* [REQUIRED WORK]
Give the records back exactly as written, but without the images.

Recorded data
=-=-=

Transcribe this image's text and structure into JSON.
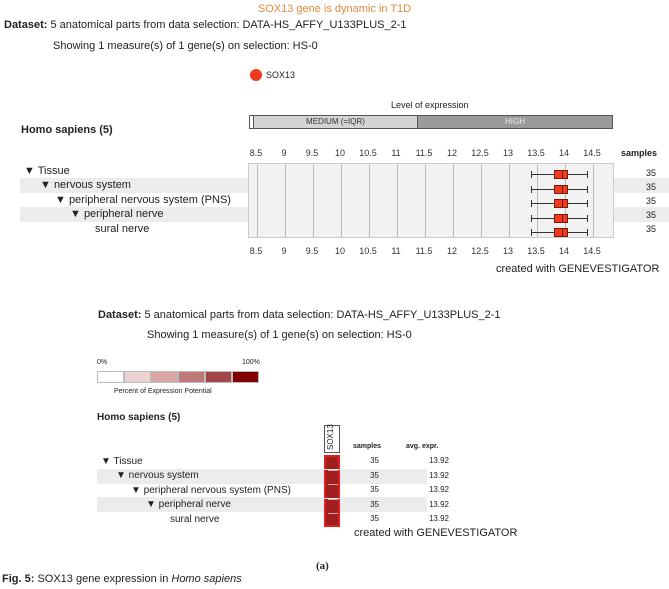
{
  "header": {
    "title": "SOX13 gene is dynamic in T1D",
    "dataset_label": "Dataset:",
    "dataset_text": "5 anatomical parts from data selection: DATA-HS_AFFY_U133PLUS_2-1",
    "showing_text": "Showing 1 measure(s) of 1 gene(s) on selection: HS-0"
  },
  "top_chart": {
    "legend_gene": "SOX13",
    "legend_color": "#f03a1e",
    "level_label": "Level of expression",
    "medium_label": "MEDIUM (=IQR)",
    "high_label": "HIGH",
    "organism": "Homo sapiens (5)",
    "samples_header": "samples",
    "credit": "created with GENEVESTIGATOR"
  },
  "tree": [
    {
      "label": "▼ Tissue",
      "indent": 0
    },
    {
      "label": "▼ nervous system",
      "indent": 1
    },
    {
      "label": "▼ peripheral nervous system (PNS)",
      "indent": 2
    },
    {
      "label": "▼ peripheral nerve",
      "indent": 3
    },
    {
      "label": "sural nerve",
      "indent": 4
    }
  ],
  "chart_data": [
    {
      "type": "boxplot",
      "title": "SOX13 gene is dynamic in T1D",
      "xlabel": "Level of expression",
      "xlim": [
        8.5,
        14.5
      ],
      "xticks": [
        8.5,
        9,
        9.5,
        10,
        10.5,
        11,
        11.5,
        12,
        12.5,
        13,
        13.5,
        14,
        14.5
      ],
      "categories": [
        "Tissue",
        "nervous system",
        "peripheral nervous system (PNS)",
        "peripheral nerve",
        "sural nerve"
      ],
      "series": [
        {
          "name": "SOX13",
          "boxes": [
            {
              "whisker_low": 13.4,
              "q1": 13.8,
              "median": 13.95,
              "q3": 14.05,
              "whisker_high": 14.4
            },
            {
              "whisker_low": 13.4,
              "q1": 13.8,
              "median": 13.95,
              "q3": 14.05,
              "whisker_high": 14.4
            },
            {
              "whisker_low": 13.4,
              "q1": 13.8,
              "median": 13.95,
              "q3": 14.05,
              "whisker_high": 14.4
            },
            {
              "whisker_low": 13.4,
              "q1": 13.8,
              "median": 13.95,
              "q3": 14.05,
              "whisker_high": 14.4
            },
            {
              "whisker_low": 13.4,
              "q1": 13.8,
              "median": 13.95,
              "q3": 14.05,
              "whisker_high": 14.4
            }
          ]
        }
      ],
      "samples": [
        35,
        35,
        35,
        35,
        35
      ],
      "expression_levels": {
        "medium_range": [
          8.5,
          11.45
        ],
        "high_range": [
          11.45,
          14.8
        ]
      }
    },
    {
      "type": "heatmap",
      "legend_title": "Percent of Expression Potential",
      "legend_min": "0%",
      "legend_max": "100%",
      "columns": [
        "SOX13"
      ],
      "rows": [
        "Tissue",
        "nervous system",
        "peripheral nervous system (PNS)",
        "peripheral nerve",
        "sural nerve"
      ],
      "samples": [
        35,
        35,
        35,
        35,
        35
      ],
      "avg_expr": [
        13.92,
        13.92,
        13.92,
        13.92,
        13.92
      ]
    }
  ],
  "bottom_chart": {
    "organism": "Homo sapiens (5)",
    "gene_column": "SOX13",
    "samples_header": "samples",
    "avg_header": "avg. expr.",
    "legend_min": "0%",
    "legend_max": "100%",
    "legend_title": "Percent of Expression Potential",
    "legend_colors": [
      "#ffffff",
      "#ecd2d2",
      "#d9a6a6",
      "#c07878",
      "#a04848",
      "#800000"
    ],
    "rows": [
      {
        "samples": "35",
        "avg": "13.92"
      },
      {
        "samples": "35",
        "avg": "13.92"
      },
      {
        "samples": "35",
        "avg": "13.92"
      },
      {
        "samples": "35",
        "avg": "13.92"
      },
      {
        "samples": "35",
        "avg": "13.92"
      }
    ],
    "credit": "created with GENEVESTIGATOR"
  },
  "caption": {
    "sub": "(a)",
    "fig_label": "Fig. 5:",
    "text_a": " SOX13 gene expression in ",
    "text_italic": "Homo sapiens"
  }
}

=-=-=

* [RESPONSE]
Transcribe this image's text and structure into JSON.
{
  "header": {
    "title": "SOX13 gene is dynamic in T1D",
    "dataset_label": "Dataset:",
    "dataset_text": "5 anatomical parts from data selection: DATA-HS_AFFY_U133PLUS_2-1",
    "showing_text": "Showing 1 measure(s) of 1 gene(s) on selection: HS-0"
  },
  "top_chart": {
    "legend_gene": "SOX13",
    "legend_color": "#f03a1e",
    "level_label": "Level of expression",
    "medium_label": "MEDIUM (=IQR)",
    "high_label": "HIGH",
    "organism": "Homo sapiens (5)",
    "samples_header": "samples",
    "credit": "created with GENEVESTIGATOR"
  },
  "tree": [
    {
      "label": "▼ Tissue",
      "indent": 0
    },
    {
      "label": "▼ nervous system",
      "indent": 1
    },
    {
      "label": "▼ peripheral nervous system (PNS)",
      "indent": 2
    },
    {
      "label": "▼ peripheral nerve",
      "indent": 3
    },
    {
      "label": "sural nerve",
      "indent": 4
    }
  ],
  "chart_data": [
    {
      "type": "boxplot",
      "title": "SOX13 gene is dynamic in T1D",
      "xlabel": "Level of expression",
      "xlim": [
        8.5,
        14.5
      ],
      "xticks": [
        8.5,
        9,
        9.5,
        10,
        10.5,
        11,
        11.5,
        12,
        12.5,
        13,
        13.5,
        14,
        14.5
      ],
      "categories": [
        "Tissue",
        "nervous system",
        "peripheral nervous system (PNS)",
        "peripheral nerve",
        "sural nerve"
      ],
      "series": [
        {
          "name": "SOX13",
          "boxes": [
            {
              "whisker_low": 13.4,
              "q1": 13.8,
              "median": 13.95,
              "q3": 14.05,
              "whisker_high": 14.4
            },
            {
              "whisker_low": 13.4,
              "q1": 13.8,
              "median": 13.95,
              "q3": 14.05,
              "whisker_high": 14.4
            },
            {
              "whisker_low": 13.4,
              "q1": 13.8,
              "median": 13.95,
              "q3": 14.05,
              "whisker_high": 14.4
            },
            {
              "whisker_low": 13.4,
              "q1": 13.8,
              "median": 13.95,
              "q3": 14.05,
              "whisker_high": 14.4
            },
            {
              "whisker_low": 13.4,
              "q1": 13.8,
              "median": 13.95,
              "q3": 14.05,
              "whisker_high": 14.4
            }
          ]
        }
      ],
      "samples": [
        35,
        35,
        35,
        35,
        35
      ],
      "expression_levels": {
        "medium_range": [
          8.5,
          11.45
        ],
        "high_range": [
          11.45,
          14.8
        ]
      }
    },
    {
      "type": "heatmap",
      "legend_title": "Percent of Expression Potential",
      "legend_min": "0%",
      "legend_max": "100%",
      "columns": [
        "SOX13"
      ],
      "rows": [
        "Tissue",
        "nervous system",
        "peripheral nervous system (PNS)",
        "peripheral nerve",
        "sural nerve"
      ],
      "samples": [
        35,
        35,
        35,
        35,
        35
      ],
      "avg_expr": [
        13.92,
        13.92,
        13.92,
        13.92,
        13.92
      ]
    }
  ],
  "bottom_chart": {
    "organism": "Homo sapiens (5)",
    "gene_column": "SOX13",
    "samples_header": "samples",
    "avg_header": "avg. expr.",
    "legend_min": "0%",
    "legend_max": "100%",
    "legend_title": "Percent of Expression Potential",
    "legend_colors": [
      "#ffffff",
      "#ecd2d2",
      "#d9a6a6",
      "#c07878",
      "#a04848",
      "#800000"
    ],
    "rows": [
      {
        "samples": "35",
        "avg": "13.92"
      },
      {
        "samples": "35",
        "avg": "13.92"
      },
      {
        "samples": "35",
        "avg": "13.92"
      },
      {
        "samples": "35",
        "avg": "13.92"
      },
      {
        "samples": "35",
        "avg": "13.92"
      }
    ],
    "credit": "created with GENEVESTIGATOR"
  },
  "caption": {
    "sub": "(a)",
    "fig_label": "Fig. 5:",
    "text_a": " SOX13 gene expression in ",
    "text_italic": "Homo sapiens"
  }
}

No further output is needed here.